++++ TEXT FOR ANALYSIS ++++
Chapter 15. Active Directory
Active Directory is an LDAP-based directory that supports the LDAP v3 specification defined in RFC 2251. In this chapter, I'm going to cover some of the most common tasks that you'll need to do to support an Active Directory infrastructure. However, Active Directory is a complex intermixed set of technologies that cannot be covered comprehensively in a single chapter. If you want more information after finishing this chapter, read Active Directory (O'Reilly) to get a thorough understanding of Active Directory's capabilities or Active Directory Cookbook (O'Reilly) for more examples, scripts, and tips.
++++
◆ PARTS OF THE EXERCISE:
a - From the Active Directory passage, extract the part starting with "Chapter 15. Active" and going on through "scripts, and tips.".
b - Continue the Active Directory passage from where it stops.
++++ AVAILABLE DATA ++++
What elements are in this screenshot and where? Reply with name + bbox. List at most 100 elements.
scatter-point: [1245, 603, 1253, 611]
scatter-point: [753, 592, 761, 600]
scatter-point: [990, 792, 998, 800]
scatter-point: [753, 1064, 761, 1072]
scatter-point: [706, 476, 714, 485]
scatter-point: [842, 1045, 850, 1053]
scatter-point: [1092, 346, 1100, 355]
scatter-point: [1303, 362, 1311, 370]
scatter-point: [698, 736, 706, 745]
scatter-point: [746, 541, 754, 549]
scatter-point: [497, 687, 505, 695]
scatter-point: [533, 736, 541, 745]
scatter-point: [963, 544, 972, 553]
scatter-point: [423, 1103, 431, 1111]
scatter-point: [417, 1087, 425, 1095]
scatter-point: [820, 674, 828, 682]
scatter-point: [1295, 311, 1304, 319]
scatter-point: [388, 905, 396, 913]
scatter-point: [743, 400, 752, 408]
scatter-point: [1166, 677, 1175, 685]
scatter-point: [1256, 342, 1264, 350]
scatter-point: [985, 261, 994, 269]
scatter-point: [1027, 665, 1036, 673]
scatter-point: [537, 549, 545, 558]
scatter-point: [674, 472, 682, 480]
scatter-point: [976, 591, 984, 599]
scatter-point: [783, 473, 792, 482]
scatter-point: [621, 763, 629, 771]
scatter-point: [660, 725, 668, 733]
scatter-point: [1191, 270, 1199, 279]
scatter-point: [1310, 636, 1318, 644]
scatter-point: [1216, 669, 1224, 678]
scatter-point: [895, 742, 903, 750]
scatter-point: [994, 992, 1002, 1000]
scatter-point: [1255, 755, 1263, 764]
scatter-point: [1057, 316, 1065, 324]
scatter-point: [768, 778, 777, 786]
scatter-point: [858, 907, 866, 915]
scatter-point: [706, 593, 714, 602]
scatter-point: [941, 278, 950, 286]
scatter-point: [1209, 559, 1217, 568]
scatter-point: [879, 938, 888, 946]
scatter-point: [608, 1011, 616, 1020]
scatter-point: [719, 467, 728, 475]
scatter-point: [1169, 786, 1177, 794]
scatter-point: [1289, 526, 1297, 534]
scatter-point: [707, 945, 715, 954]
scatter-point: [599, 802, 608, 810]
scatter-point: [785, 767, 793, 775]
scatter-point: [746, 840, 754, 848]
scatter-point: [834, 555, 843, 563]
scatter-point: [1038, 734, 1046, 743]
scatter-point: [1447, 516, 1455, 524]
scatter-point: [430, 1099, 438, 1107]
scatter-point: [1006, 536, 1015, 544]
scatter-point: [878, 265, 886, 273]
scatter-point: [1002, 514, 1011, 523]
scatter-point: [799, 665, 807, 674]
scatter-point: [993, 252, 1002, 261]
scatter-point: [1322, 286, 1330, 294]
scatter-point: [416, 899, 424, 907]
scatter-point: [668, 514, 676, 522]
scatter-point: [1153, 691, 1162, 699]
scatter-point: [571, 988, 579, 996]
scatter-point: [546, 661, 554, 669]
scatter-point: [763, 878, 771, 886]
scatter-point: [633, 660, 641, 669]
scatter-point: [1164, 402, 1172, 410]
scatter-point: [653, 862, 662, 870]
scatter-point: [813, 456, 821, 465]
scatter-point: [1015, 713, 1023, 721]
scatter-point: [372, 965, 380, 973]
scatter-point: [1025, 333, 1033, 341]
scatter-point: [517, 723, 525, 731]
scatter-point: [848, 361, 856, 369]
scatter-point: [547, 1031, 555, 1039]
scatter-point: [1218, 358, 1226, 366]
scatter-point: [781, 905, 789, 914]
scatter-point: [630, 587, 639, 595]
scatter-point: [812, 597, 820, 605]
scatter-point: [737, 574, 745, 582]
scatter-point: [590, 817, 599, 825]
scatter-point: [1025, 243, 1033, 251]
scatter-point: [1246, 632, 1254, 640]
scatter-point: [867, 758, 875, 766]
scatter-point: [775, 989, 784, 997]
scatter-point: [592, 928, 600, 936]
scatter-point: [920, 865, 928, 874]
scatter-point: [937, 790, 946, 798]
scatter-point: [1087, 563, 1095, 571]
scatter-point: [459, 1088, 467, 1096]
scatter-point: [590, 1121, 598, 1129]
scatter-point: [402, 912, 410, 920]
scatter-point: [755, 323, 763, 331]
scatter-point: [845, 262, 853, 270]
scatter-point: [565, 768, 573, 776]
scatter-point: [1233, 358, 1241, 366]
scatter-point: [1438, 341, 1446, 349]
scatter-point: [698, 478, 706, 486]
++++
◆ REPLIES:
a -
Chapter 15. Active Directory
Active Directory is an LDAP-based directory that supports the LDAP v3 specification defined in RFC 2251. In this chapter, I'm going to cover some of the most common tasks that you'll need to do to support an Active Directory infrastructure. However, Active Directory is a complex intermixed set of technologies that cannot be covered comprehensively in a single chapter. If you want more information after finishing this chapter, read Active Directory (O'Reilly) to get a thorough understanding of Active Directory's capabilities or Active Directory Cookbook (O'Reilly) for more examples, scripts, and tips.

b -
A Really Brief Introduction
A forest is a logical structure that is a collection of domains,
plus the configuration and schema naming contexts, and application
partitions. Forests are considered the primary security boundary in
Active Directory. By that I mean, if you need to definitively restrict
access to a domain to block access by administrators from other
domains, you need to implement a separate forest (and subsequently a
domain in that forest), instead of using a domain within a given
forest. This is due to the transitive trust relationship between all
domains in a forest and the extensive permissions that members of the
Domain Admins group have. Unlike domains and trusts, a forest is not represented by a container or any other type of object in Active Directory. At a minimum, a forest consists of three naming contexts: the forest root domain, ...